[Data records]
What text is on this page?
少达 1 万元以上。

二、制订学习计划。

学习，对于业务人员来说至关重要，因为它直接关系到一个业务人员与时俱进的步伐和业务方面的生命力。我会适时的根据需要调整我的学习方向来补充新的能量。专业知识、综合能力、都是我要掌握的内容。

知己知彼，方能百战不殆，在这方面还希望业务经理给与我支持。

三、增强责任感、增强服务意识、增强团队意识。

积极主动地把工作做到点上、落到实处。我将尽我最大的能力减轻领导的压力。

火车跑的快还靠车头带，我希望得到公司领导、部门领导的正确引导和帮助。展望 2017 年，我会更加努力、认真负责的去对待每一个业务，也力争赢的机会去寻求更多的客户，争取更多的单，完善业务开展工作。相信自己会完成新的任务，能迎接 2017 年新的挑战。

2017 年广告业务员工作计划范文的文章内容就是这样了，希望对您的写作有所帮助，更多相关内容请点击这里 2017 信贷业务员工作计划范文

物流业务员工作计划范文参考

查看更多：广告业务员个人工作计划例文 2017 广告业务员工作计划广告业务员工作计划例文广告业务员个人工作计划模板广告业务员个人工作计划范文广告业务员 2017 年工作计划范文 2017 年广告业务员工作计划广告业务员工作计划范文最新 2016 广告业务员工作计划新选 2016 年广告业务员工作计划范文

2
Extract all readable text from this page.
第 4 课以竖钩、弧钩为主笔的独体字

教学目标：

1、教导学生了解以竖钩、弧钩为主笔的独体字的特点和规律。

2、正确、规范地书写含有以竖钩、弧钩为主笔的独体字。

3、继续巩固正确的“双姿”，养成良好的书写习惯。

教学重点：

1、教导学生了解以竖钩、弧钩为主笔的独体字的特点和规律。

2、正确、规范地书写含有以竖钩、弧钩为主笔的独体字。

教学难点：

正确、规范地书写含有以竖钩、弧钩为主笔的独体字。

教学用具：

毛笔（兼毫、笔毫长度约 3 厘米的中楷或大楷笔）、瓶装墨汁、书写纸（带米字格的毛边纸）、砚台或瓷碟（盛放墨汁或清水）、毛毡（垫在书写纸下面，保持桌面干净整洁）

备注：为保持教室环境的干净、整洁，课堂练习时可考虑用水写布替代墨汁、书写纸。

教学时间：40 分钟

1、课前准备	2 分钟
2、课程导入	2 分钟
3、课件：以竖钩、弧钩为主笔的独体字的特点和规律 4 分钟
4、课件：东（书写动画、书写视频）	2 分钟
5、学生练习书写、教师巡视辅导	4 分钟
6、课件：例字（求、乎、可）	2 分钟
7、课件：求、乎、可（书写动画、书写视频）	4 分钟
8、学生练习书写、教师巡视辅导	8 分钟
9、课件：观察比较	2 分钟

TASK INSTRUCTIONS:
Output the records exactly, including every line.

EXERCISE SOLUTION:
What text is on this page?
少达 1 万元以上。

二、制订学习计划。

学习，对于业务人员来说至关重要，因为它直接关系到一个业务人员与时俱进的步伐和业务方面的生命力。我会适时的根据需要调整我的学习方向来补充新的能量。专业知识、综合能力、都是我要掌握的内容。

知己知彼，方能百战不殆，在这方面还希望业务经理给与我支持。

三、增强责任感、增强服务意识、增强团队意识。

积极主动地把工作做到点上、落到实处。我将尽我最大的能力减轻领导的压力。

火车跑的快还靠车头带，我希望得到公司领导、部门领导的正确引导和帮助。展望 2017 年，我会更加努力、认真负责的去对待每一个业务，也力争赢的机会去寻求更多的客户，争取更多的单，完善业务开展工作。相信自己会完成新的任务，能迎接 2017 年新的挑战。

2017 年广告业务员工作计划范文的文章内容就是这样了，希望对您的写作有所帮助，更多相关内容请点击这里 2017 信贷业务员工作计划范文

物流业务员工作计划范文参考

查看更多：广告业务员个人工作计划例文 2017 广告业务员工作计划广告业务员工作计划例文广告业务员个人工作计划模板广告业务员个人工作计划范文广告业务员 2017 年工作计划范文 2017 年广告业务员工作计划广告业务员工作计划范文最新 2016 广告业务员工作计划新选 2016 年广告业务员工作计划范文

2
Extract all readable text from this page.
第 4 课以竖钩、弧钩为主笔的独体字

教学目标：

1、教导学生了解以竖钩、弧钩为主笔的独体字的特点和规律。

2、正确、规范地书写含有以竖钩、弧钩为主笔的独体字。

3、继续巩固正确的“双姿”，养成良好的书写习惯。

教学重点：

1、教导学生了解以竖钩、弧钩为主笔的独体字的特点和规律。

2、正确、规范地书写含有以竖钩、弧钩为主笔的独体字。

教学难点：

正确、规范地书写含有以竖钩、弧钩为主笔的独体字。

教学用具：

毛笔（兼毫、笔毫长度约 3 厘米的中楷或大楷笔）、瓶装墨汁、书写纸（带米字格的毛边纸）、砚台或瓷碟（盛放墨汁或清水）、毛毡（垫在书写纸下面，保持桌面干净整洁）

备注：为保持教室环境的干净、整洁，课堂练习时可考虑用水写布替代墨汁、书写纸。

教学时间：40 分钟

1、课前准备	2 分钟
2、课程导入	2 分钟
3、课件：以竖钩、弧钩为主笔的独体字的特点和规律 4 分钟
4、课件：东（书写动画、书写视频）	2 分钟
5、学生练习书写、教师巡视辅导	4 分钟
6、课件：例字（求、乎、可）	2 分钟
7、课件：求、乎、可（书写动画、书写视频）	4 分钟
8、学生练习书写、教师巡视辅导	8 分钟
9、课件：观察比较	2 分钟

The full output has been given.